» **TO DO**: Copy each line of the records that holds the string "icon".

::: EXTRACTED MATERIAL :::

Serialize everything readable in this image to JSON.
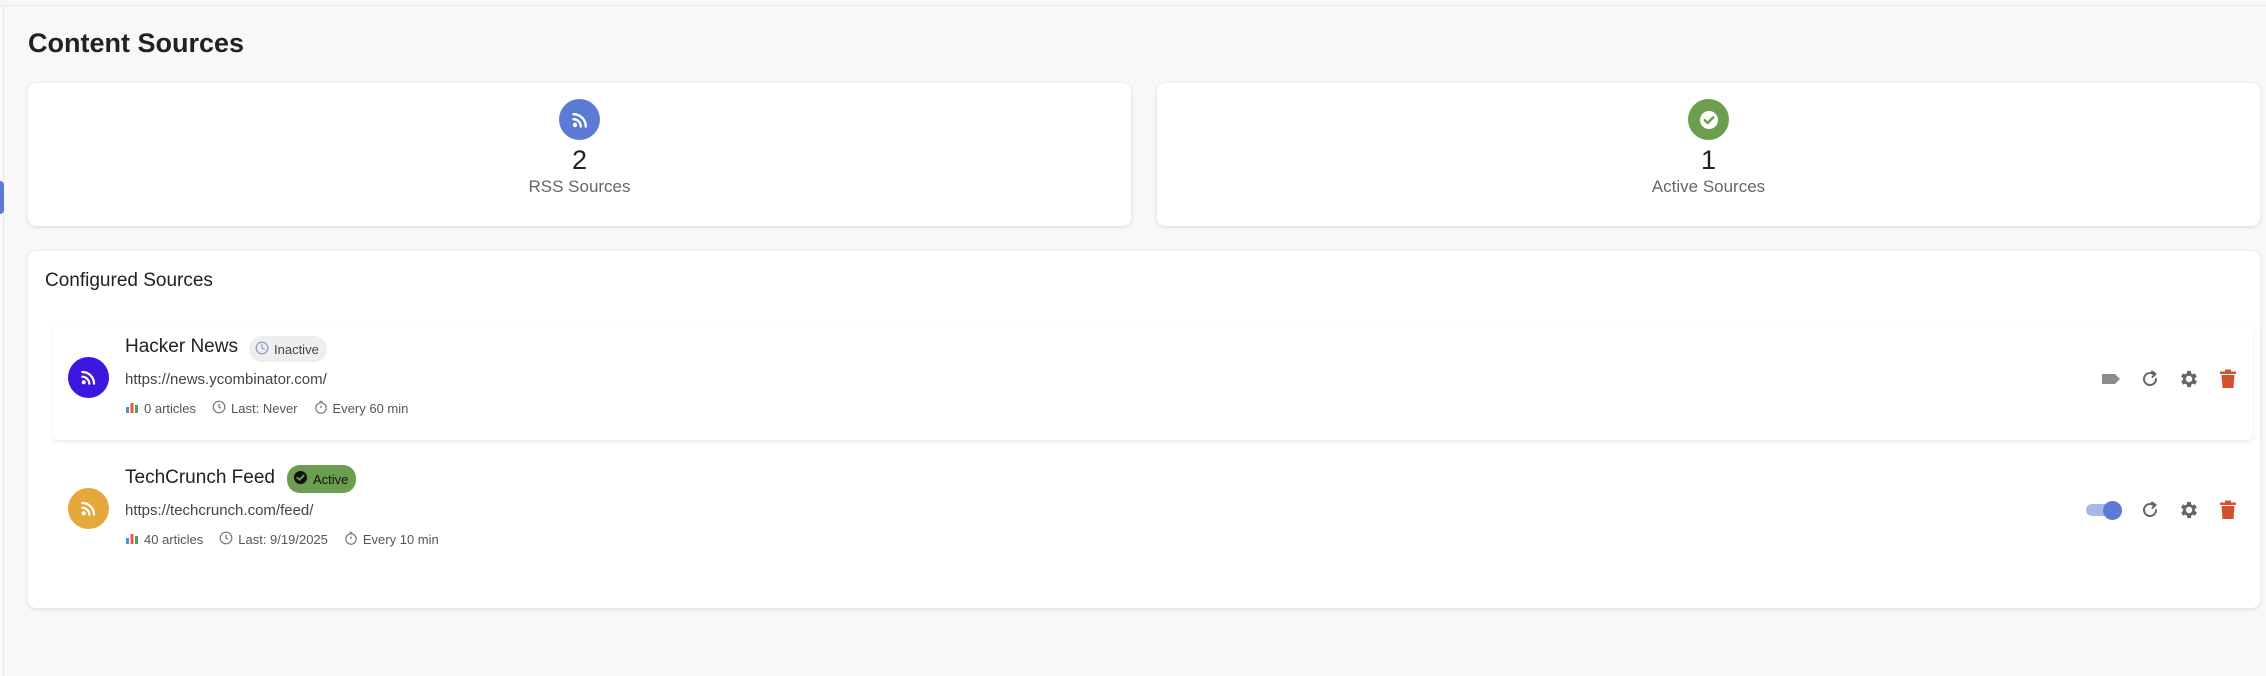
{
  "page": {
    "title": "Content Sources"
  },
  "stats": [
    {
      "icon": "rss-icon",
      "value": "2",
      "label": "RSS Sources",
      "color": "#5b7bd5"
    },
    {
      "icon": "check-circle-icon",
      "value": "1",
      "label": "Active Sources",
      "color": "#6b9e4e"
    }
  ],
  "configured": {
    "title": "Configured Sources",
    "sources": [
      {
        "name": "Hacker News",
        "status": "Inactive",
        "status_icon": "clock-icon",
        "url": "https://news.ycombinator.com/",
        "articles": "0 articles",
        "last": "Last: Never",
        "frequency": "Every 60 min",
        "avatar_color": "#3d17e0",
        "enabled": false
      },
      {
        "name": "TechCrunch Feed",
        "status": "Active",
        "status_icon": "check-circle-icon",
        "url": "https://techcrunch.com/feed/",
        "articles": "40 articles",
        "last": "Last: 9/19/2025",
        "frequency": "Every 10 min",
        "avatar_color": "#e4a83b",
        "enabled": true
      }
    ]
  },
  "colors": {
    "delete": "#d0532f",
    "action_gray": "#666666",
    "toggle_on": "#5b7bd5"
  }
}
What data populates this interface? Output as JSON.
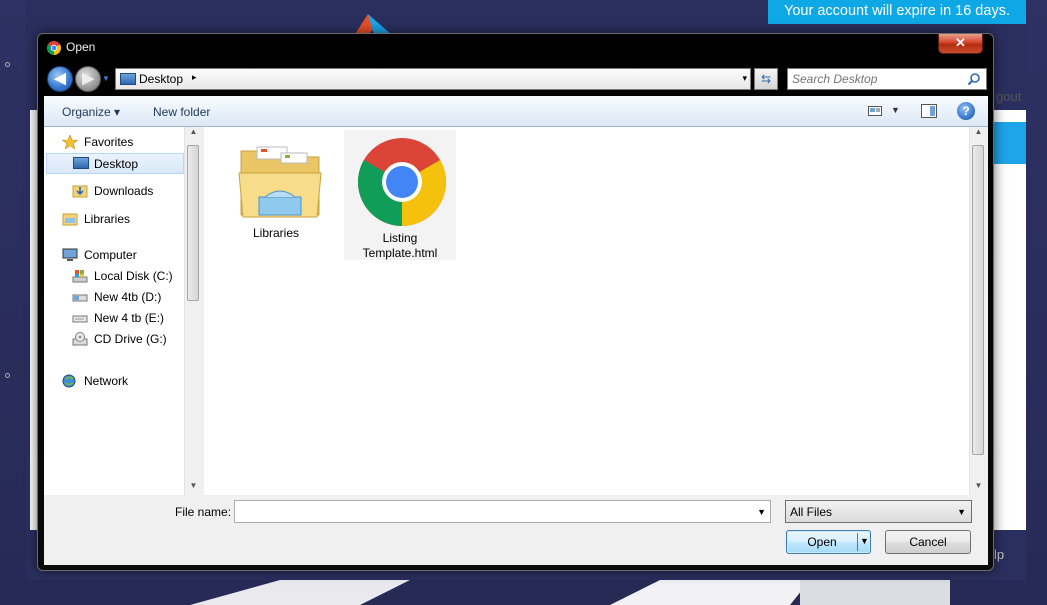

:::

» **THE COMPLETED TASK**:
      "icon": "rss-icon",
      "icon": "check-circle-icon",
        "status_icon": "clock-icon",
        "status_icon": "check-circle-icon",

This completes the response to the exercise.